:: What the task requires ::
Copy each line of the entries that contains the word "message".

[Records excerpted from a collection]

════════════════

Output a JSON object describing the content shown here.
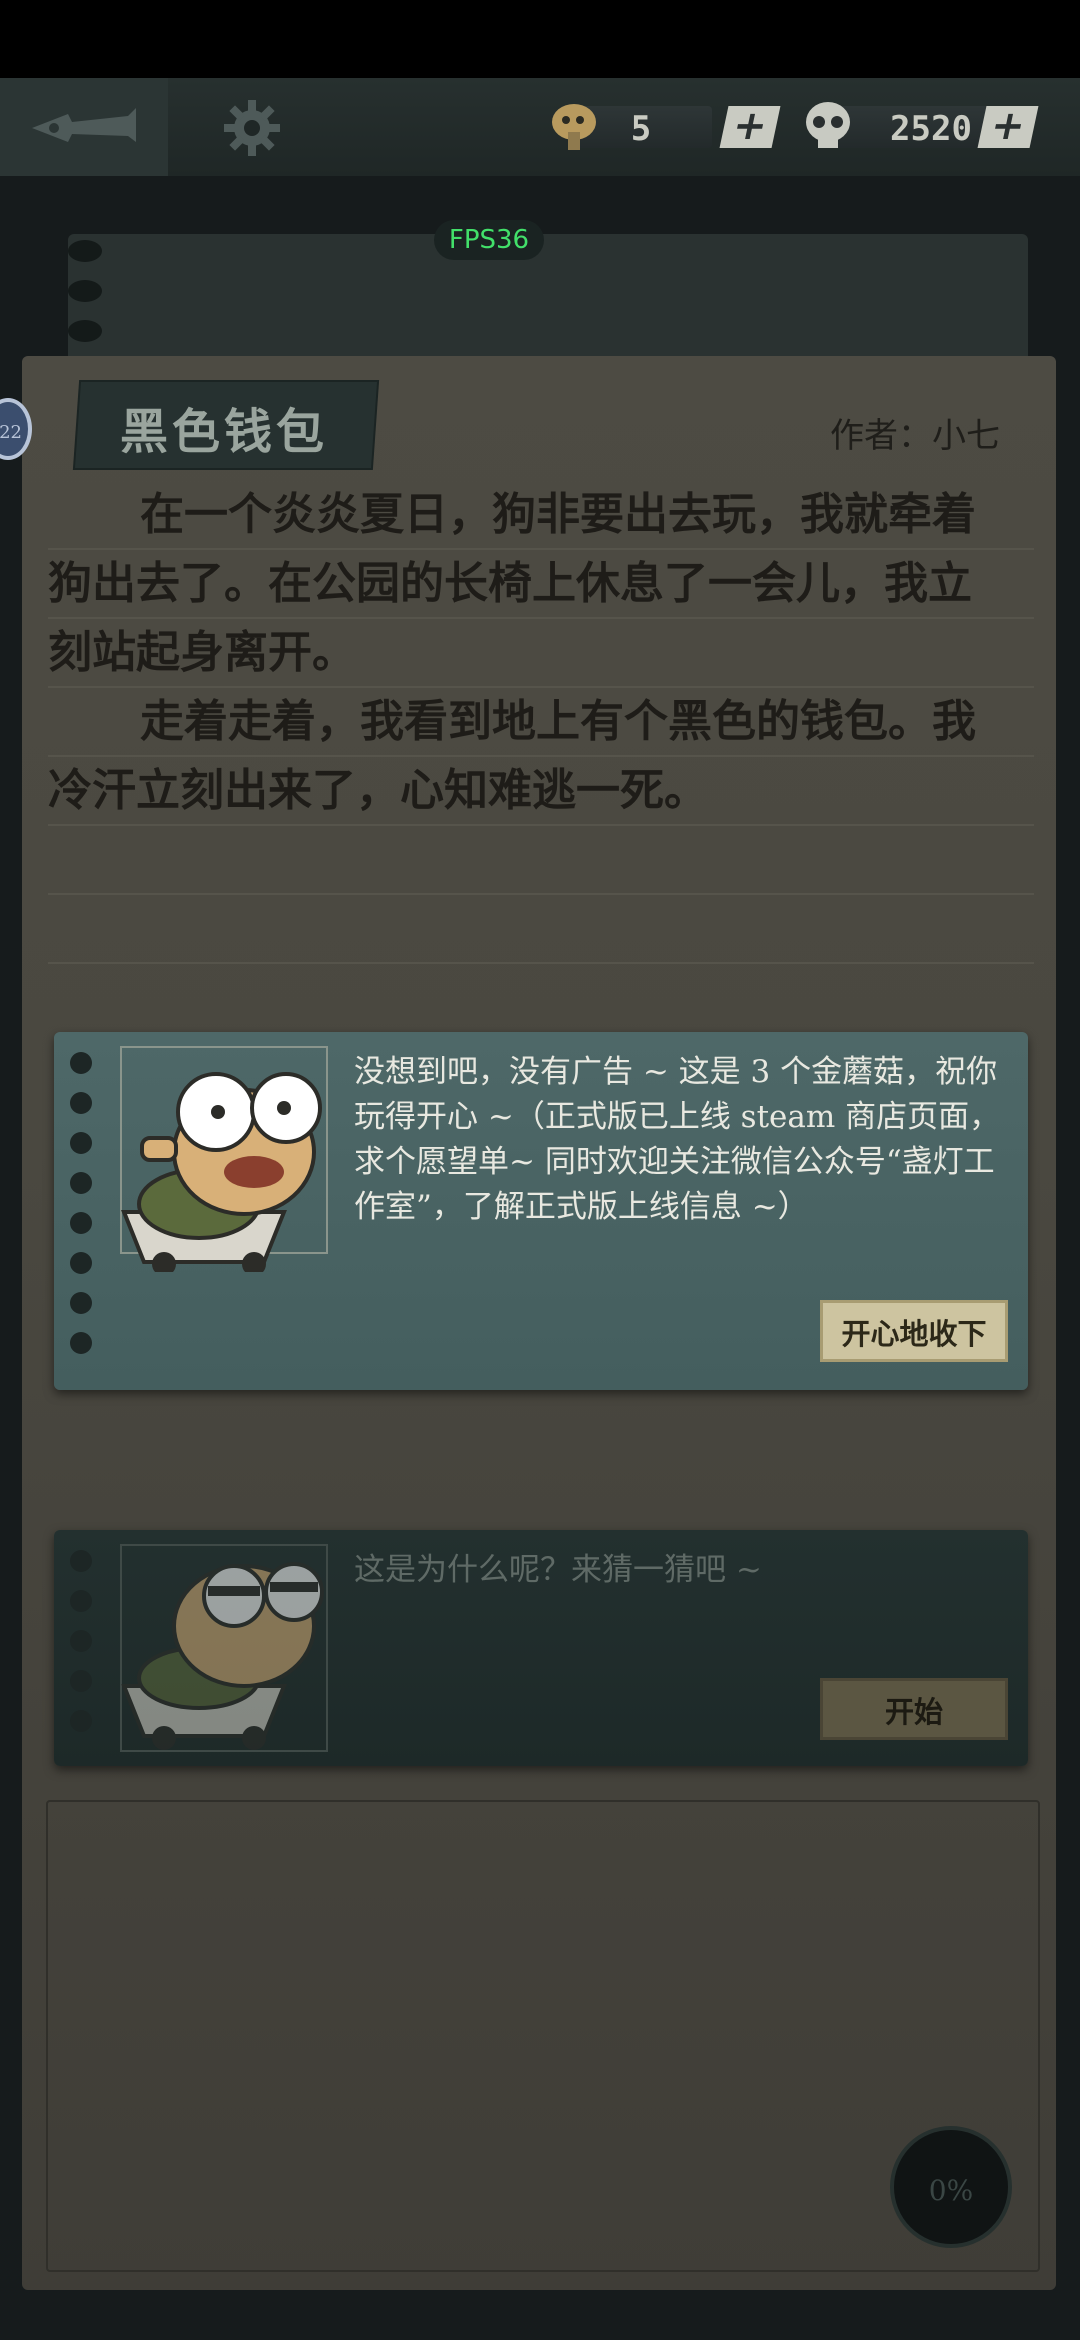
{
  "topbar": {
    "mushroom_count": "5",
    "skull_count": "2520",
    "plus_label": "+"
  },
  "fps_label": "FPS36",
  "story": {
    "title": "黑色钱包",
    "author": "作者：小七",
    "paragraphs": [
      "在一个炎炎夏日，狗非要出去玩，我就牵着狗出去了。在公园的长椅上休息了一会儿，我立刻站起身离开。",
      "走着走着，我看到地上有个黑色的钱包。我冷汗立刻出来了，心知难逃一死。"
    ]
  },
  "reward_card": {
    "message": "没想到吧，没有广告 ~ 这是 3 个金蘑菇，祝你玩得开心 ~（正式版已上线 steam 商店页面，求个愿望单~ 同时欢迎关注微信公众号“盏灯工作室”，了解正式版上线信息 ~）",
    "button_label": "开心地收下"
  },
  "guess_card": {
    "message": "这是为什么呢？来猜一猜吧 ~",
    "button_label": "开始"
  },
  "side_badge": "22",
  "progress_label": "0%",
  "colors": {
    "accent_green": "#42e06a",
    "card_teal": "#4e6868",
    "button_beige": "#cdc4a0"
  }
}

════════════════

:: Correct output ::
    "message": "没想到吧，没有广告 ~ 这是 3 个金蘑菇，祝你玩得开心 ~（正式版已上线 steam 商店页面，求个愿望单~ 同时欢迎关注微信公众号“盏灯工作室”，了解正式版上线信息 ~）",
    "message": "这是为什么呢？来猜一猜吧 ~",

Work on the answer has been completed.